Exercise prompt
Identify the lines holding "Name" and copy them.
━━━━━ Given data ━━━━━
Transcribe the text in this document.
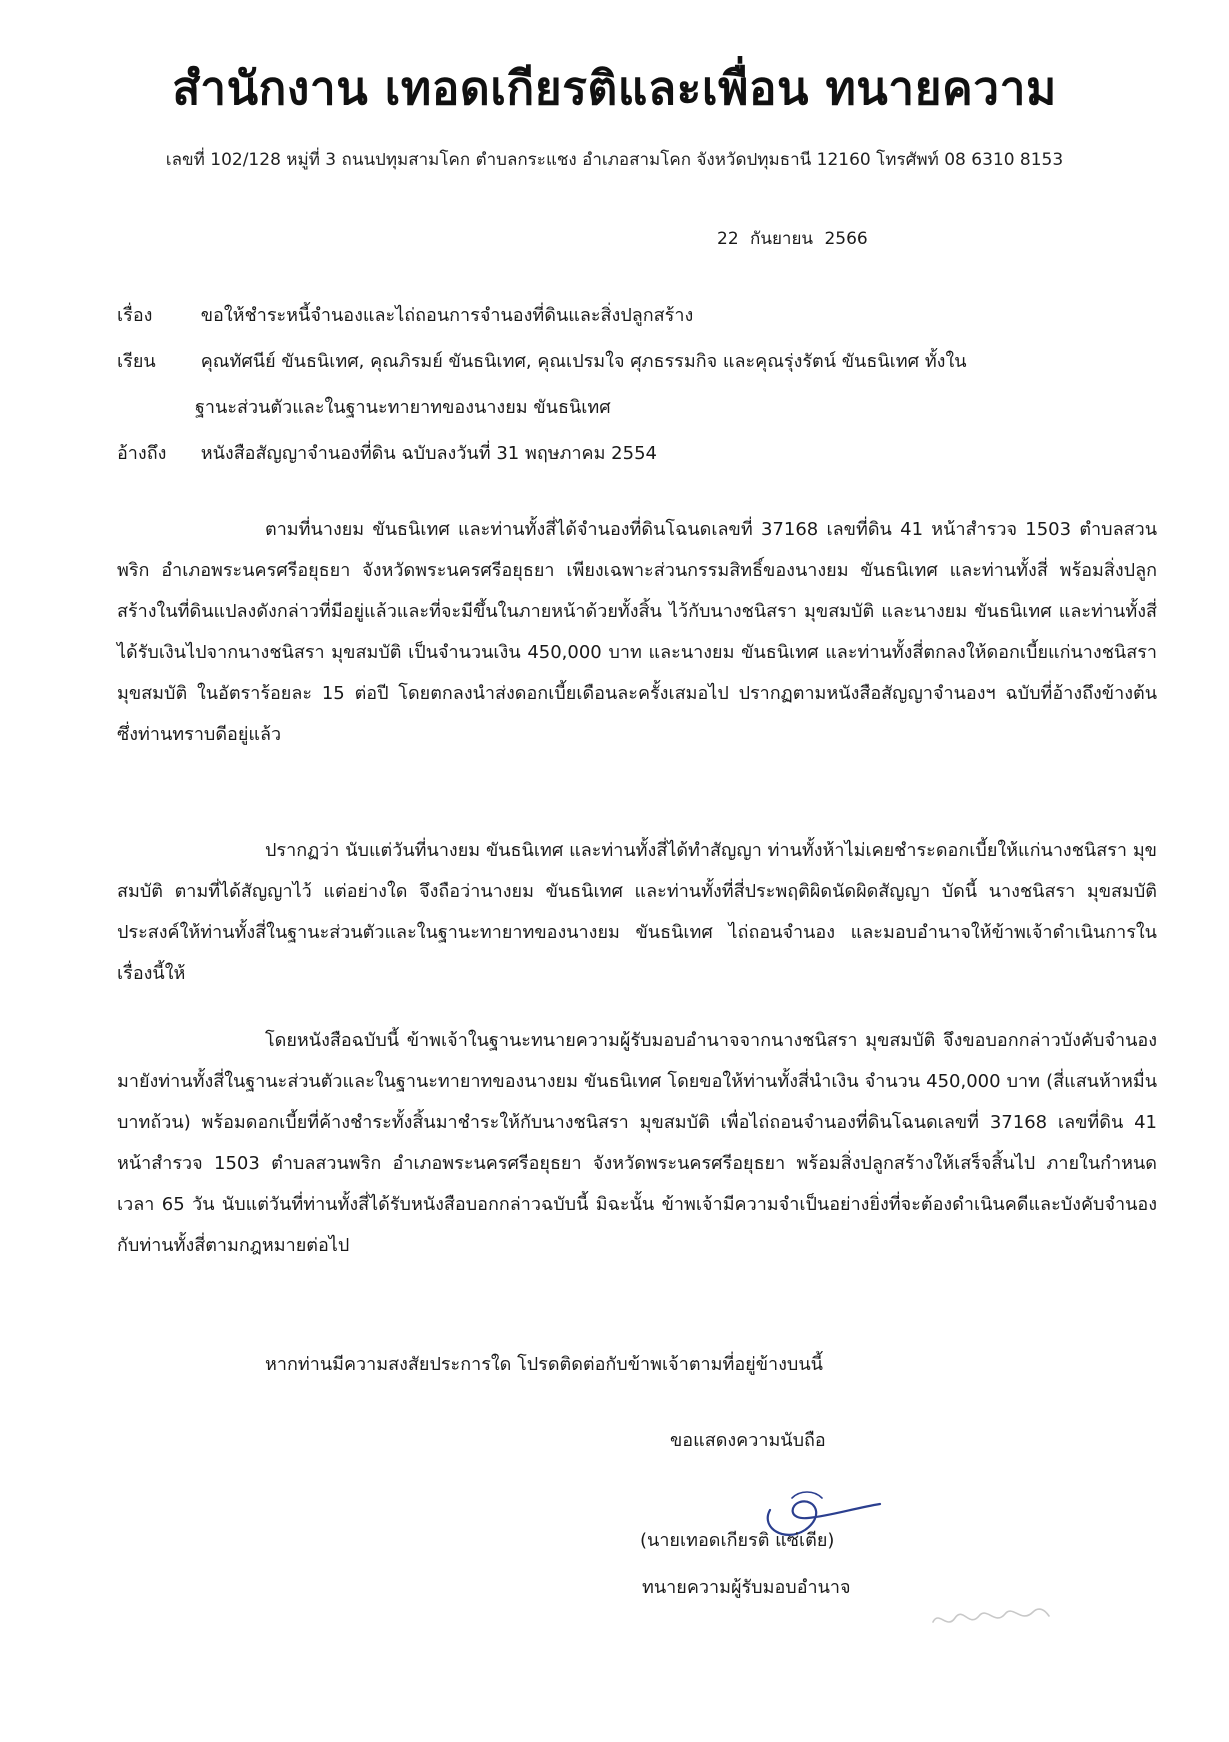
สำนักงาน เทอดเกียรติและเพื่อน ทนายความ
เลขที่ 102/128 หมู่ที่ 3 ถนนปทุมสามโคก ตำบลกระแชง อำเภอสามโคก จังหวัดปทุมธานี 12160 โทรศัพท์ 08 6310 8153
22 กันยายน 2566
เรื่อง	ขอให้ชำระหนี้จำนองและไถ่ถอนการจำนองที่ดินและสิ่งปลูกสร้าง
เรียน	คุณทัศนีย์ ขันธนิเทศ, คุณภิรมย์ ขันธนิเทศ, คุณเปรมใจ ศุภธรรมกิจ และคุณรุ่งรัตน์ ขันธนิเทศ ทั้งใน
ฐานะส่วนตัวและในฐานะทายาทของนางยม ขันธนิเทศ
อ้างถึง หนังสือสัญญาจำนองที่ดิน ฉบับลงวันที่ 31 พฤษภาคม 2554

ตามที่นางยม ขันธนิเทศ และท่านทั้งสี่ได้จำนองที่ดินโฉนดเลขที่ 37168 เลขที่ดิน 41 หน้าสำรวจ 1503 ตำบลสวนพริก อำเภอพระนครศรีอยุธยา จังหวัดพระนครศรีอยุธยา เพียงเฉพาะส่วนกรรมสิทธิ์ของนางยม ขันธนิเทศ และท่านทั้งสี่ พร้อมสิ่งปลูกสร้างในที่ดินแปลงดังกล่าวที่มีอยู่แล้วและที่จะมีขึ้นในภายหน้าด้วยทั้งสิ้น ไว้กับนางชนิสรา มุขสมบัติ และนางยม ขันธนิเทศ และท่านทั้งสี่ได้รับเงินไปจากนางชนิสรา มุขสมบัติ เป็นจำนวนเงิน 450,000 บาท และนางยม ขันธนิเทศ และท่านทั้งสี่ตกลงให้ดอกเบี้ยแก่นางชนิสรา มุขสมบัติ ในอัตราร้อยละ 15 ต่อปี โดยตกลงนำส่งดอกเบี้ยเดือนละครั้งเสมอไป ปรากฏตามหนังสือสัญญาจำนองฯ ฉบับที่อ้างถึงข้างต้น ซึ่งท่านทราบดีอยู่แล้ว

ปรากฏว่า นับแต่วันที่นางยม ขันธนิเทศ และท่านทั้งสี่ได้ทำสัญญา ท่านทั้งห้าไม่เคยชำระดอกเบี้ยให้แก่นางชนิสรา มุขสมบัติ ตามที่ได้สัญญาไว้ แต่อย่างใด จึงถือว่านางยม ขันธนิเทศ และท่านทั้งที่สี่ประพฤติผิดนัดผิดสัญญา บัดนี้ นางชนิสรา มุขสมบัติ ประสงค์ให้ท่านทั้งสี่ในฐานะส่วนตัวและในฐานะทายาทของนางยม ขันธนิเทศ ไถ่ถอนจำนอง และมอบอำนาจให้ข้าพเจ้าดำเนินการในเรื่องนี้ให้

โดยหนังสือฉบับนี้ ข้าพเจ้าในฐานะทนายความผู้รับมอบอำนาจจากนางชนิสรา มุขสมบัติ จึงขอบอกกล่าวบังคับจำนองมายังท่านทั้งสี่ในฐานะส่วนตัวและในฐานะทายาทของนางยม ขันธนิเทศ โดยขอให้ท่านทั้งสี่นำเงิน จำนวน 450,000 บาท (สี่แสนห้าหมื่นบาทถ้วน) พร้อมดอกเบี้ยที่ค้างชำระทั้งสิ้นมาชำระให้กับนางชนิสรา มุขสมบัติ เพื่อไถ่ถอนจำนองที่ดินโฉนดเลขที่ 37168 เลขที่ดิน 41 หน้าสำรวจ 1503 ตำบลสวนพริก อำเภอพระนครศรีอยุธยา จังหวัดพระนครศรีอยุธยา พร้อมสิ่งปลูกสร้างให้เสร็จสิ้นไป ภายในกำหนดเวลา 65 วัน นับแต่วันที่ท่านทั้งสี่ได้รับหนังสือบอกกล่าวฉบับนี้ มิฉะนั้น ข้าพเจ้ามีความจำเป็นอย่างยิ่งที่จะต้องดำเนินคดีและบังคับจำนองกับท่านทั้งสี่ตามกฎหมายต่อไป

หากท่านมีความสงสัยประการใด โปรดติดต่อกับข้าพเจ้าตามที่อยู่ข้างบนนี้

ขอแสดงความนับถือ
(นายเทอดเกียรติ แซ่เตีย)
ทนายความผู้รับมอบอำนาจ
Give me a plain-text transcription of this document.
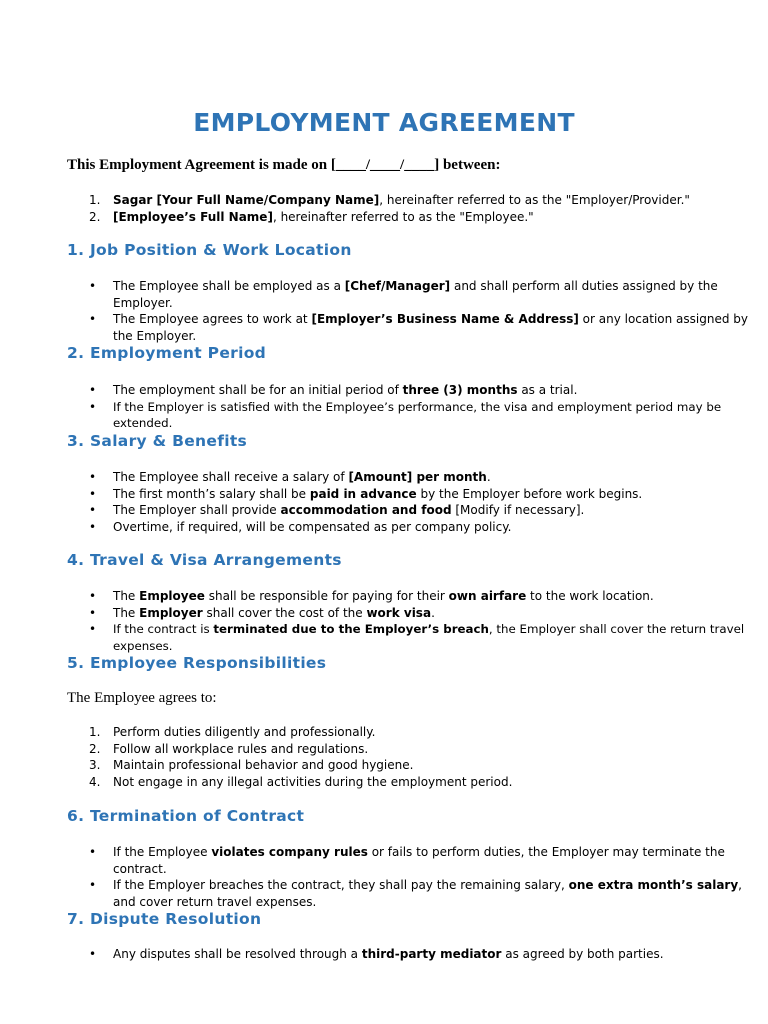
EMPLOYMENT AGREEMENT
This Employment Agreement is made on [____/____/____] between:
1. Sagar [Your Full Name/Company Name], hereinafter referred to as the "Employer/Provider."
2. [Employee’s Full Name], hereinafter referred to as the "Employee."
1. Job Position & Work Location
• The Employee shall be employed as a [Chef/Manager] and shall perform all duties assigned by the Employer.
• The Employee agrees to work at [Employer’s Business Name & Address] or any location assigned by the Employer.
2. Employment Period
• The employment shall be for an initial period of three (3) months as a trial.
• If the Employer is satisfied with the Employee’s performance, the visa and employment period may be extended.
3. Salary & Benefits
• The Employee shall receive a salary of [Amount] per month.
• The first month’s salary shall be paid in advance by the Employer before work begins.
• The Employer shall provide accommodation and food [Modify if necessary].
• Overtime, if required, will be compensated as per company policy.
4. Travel & Visa Arrangements
• The Employee shall be responsible for paying for their own airfare to the work location.
• The Employer shall cover the cost of the work visa.
• If the contract is terminated due to the Employer’s breach, the Employer shall cover the return travel expenses.
5. Employee Responsibilities
The Employee agrees to:
1. Perform duties diligently and professionally.
2. Follow all workplace rules and regulations.
3. Maintain professional behavior and good hygiene.
4. Not engage in any illegal activities during the employment period.
6. Termination of Contract
• If the Employee violates company rules or fails to perform duties, the Employer may terminate the contract.
• If the Employer breaches the contract, they shall pay the remaining salary, one extra month’s salary, and cover return travel expenses.
7. Dispute Resolution
• Any disputes shall be resolved through a third-party mediator as agreed by both parties.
━━━━━
Answer in full
1. Sagar [Your Full Name/Company Name], hereinafter referred to as the "Employer/Provider."
2. [Employee’s Full Name], hereinafter referred to as the "Employee."
• The Employee agrees to work at [Employer’s Business Name & Address] or any location assigned by the Employer.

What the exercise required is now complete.